» DIRECTIONS FOR THIS TASK
Return only how many lines in the data include the string "cell".

Source data

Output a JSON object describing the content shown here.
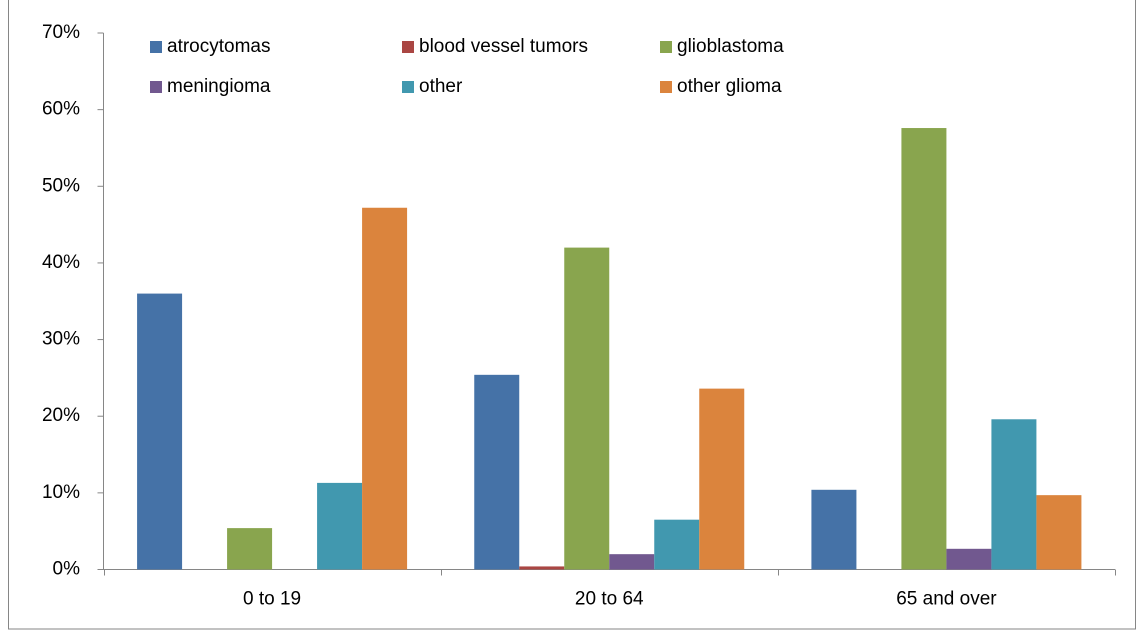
{
  "chart_data": {
    "type": "bar",
    "categories": [
      "0 to 19",
      "20 to 64",
      "65 and over"
    ],
    "series": [
      {
        "name": "atrocytomas",
        "color": "#4572a7",
        "values": [
          36,
          25.4,
          10.4
        ]
      },
      {
        "name": "blood vessel tumors",
        "color": "#aa4643",
        "values": [
          0,
          0.4,
          0
        ]
      },
      {
        "name": "glioblastoma",
        "color": "#89a54e",
        "values": [
          5.4,
          42,
          57.6
        ]
      },
      {
        "name": "meningioma",
        "color": "#71588f",
        "values": [
          0,
          2,
          2.7
        ]
      },
      {
        "name": "other",
        "color": "#4198af",
        "values": [
          11.3,
          6.5,
          19.6
        ]
      },
      {
        "name": "other glioma",
        "color": "#db843d",
        "values": [
          47.2,
          23.6,
          9.7
        ]
      }
    ],
    "ylim": [
      0,
      70
    ],
    "yticks": [
      {
        "value": 0,
        "label": "0%"
      },
      {
        "value": 10,
        "label": "10%"
      },
      {
        "value": 20,
        "label": "20%"
      },
      {
        "value": 30,
        "label": "30%"
      },
      {
        "value": 40,
        "label": "40%"
      },
      {
        "value": 50,
        "label": "50%"
      },
      {
        "value": 60,
        "label": "60%"
      },
      {
        "value": 70,
        "label": "70%"
      }
    ],
    "grid": false,
    "legend": "upper left"
  }
}
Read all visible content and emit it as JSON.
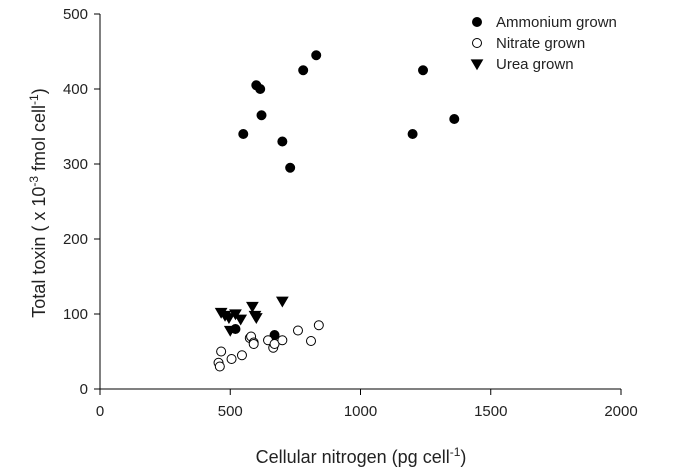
{
  "chart_data": {
    "type": "scatter",
    "xlim": [
      0,
      2000
    ],
    "ylim": [
      0,
      500
    ],
    "xticks": [
      0,
      500,
      1000,
      1500,
      2000
    ],
    "yticks": [
      0,
      100,
      200,
      300,
      400,
      500
    ],
    "grid": false,
    "legend_position": "top-right",
    "xlabel": {
      "text": "Cellular nitrogen (pg cell",
      "sup": "-1",
      "suffix": ")"
    },
    "ylabel": {
      "prefix": "Total toxin ( x 10",
      "sup1": "-3",
      "middle": " fmol cell",
      "sup2": "-1",
      "suffix": ")"
    },
    "series": [
      {
        "name": "Ammonium grown",
        "marker": "filled-circle",
        "color": "#000000",
        "points": [
          [
            550,
            340
          ],
          [
            600,
            405
          ],
          [
            615,
            400
          ],
          [
            620,
            365
          ],
          [
            700,
            330
          ],
          [
            730,
            295
          ],
          [
            780,
            425
          ],
          [
            830,
            445
          ],
          [
            1200,
            340
          ],
          [
            1240,
            425
          ],
          [
            1360,
            360
          ],
          [
            520,
            80
          ],
          [
            670,
            72
          ]
        ]
      },
      {
        "name": "Nitrate grown",
        "marker": "open-circle",
        "color": "#000000",
        "points": [
          [
            455,
            35
          ],
          [
            460,
            30
          ],
          [
            465,
            50
          ],
          [
            505,
            40
          ],
          [
            545,
            45
          ],
          [
            575,
            68
          ],
          [
            580,
            70
          ],
          [
            590,
            62
          ],
          [
            590,
            60
          ],
          [
            645,
            65
          ],
          [
            665,
            55
          ],
          [
            670,
            60
          ],
          [
            700,
            65
          ],
          [
            760,
            78
          ],
          [
            810,
            64
          ],
          [
            840,
            85
          ]
        ]
      },
      {
        "name": "Urea grown",
        "marker": "down-triangle",
        "color": "#000000",
        "points": [
          [
            465,
            102
          ],
          [
            480,
            98
          ],
          [
            495,
            95
          ],
          [
            500,
            78
          ],
          [
            520,
            100
          ],
          [
            540,
            93
          ],
          [
            585,
            110
          ],
          [
            595,
            98
          ],
          [
            600,
            95
          ],
          [
            700,
            117
          ]
        ]
      }
    ]
  }
}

» ANSWER BOX
2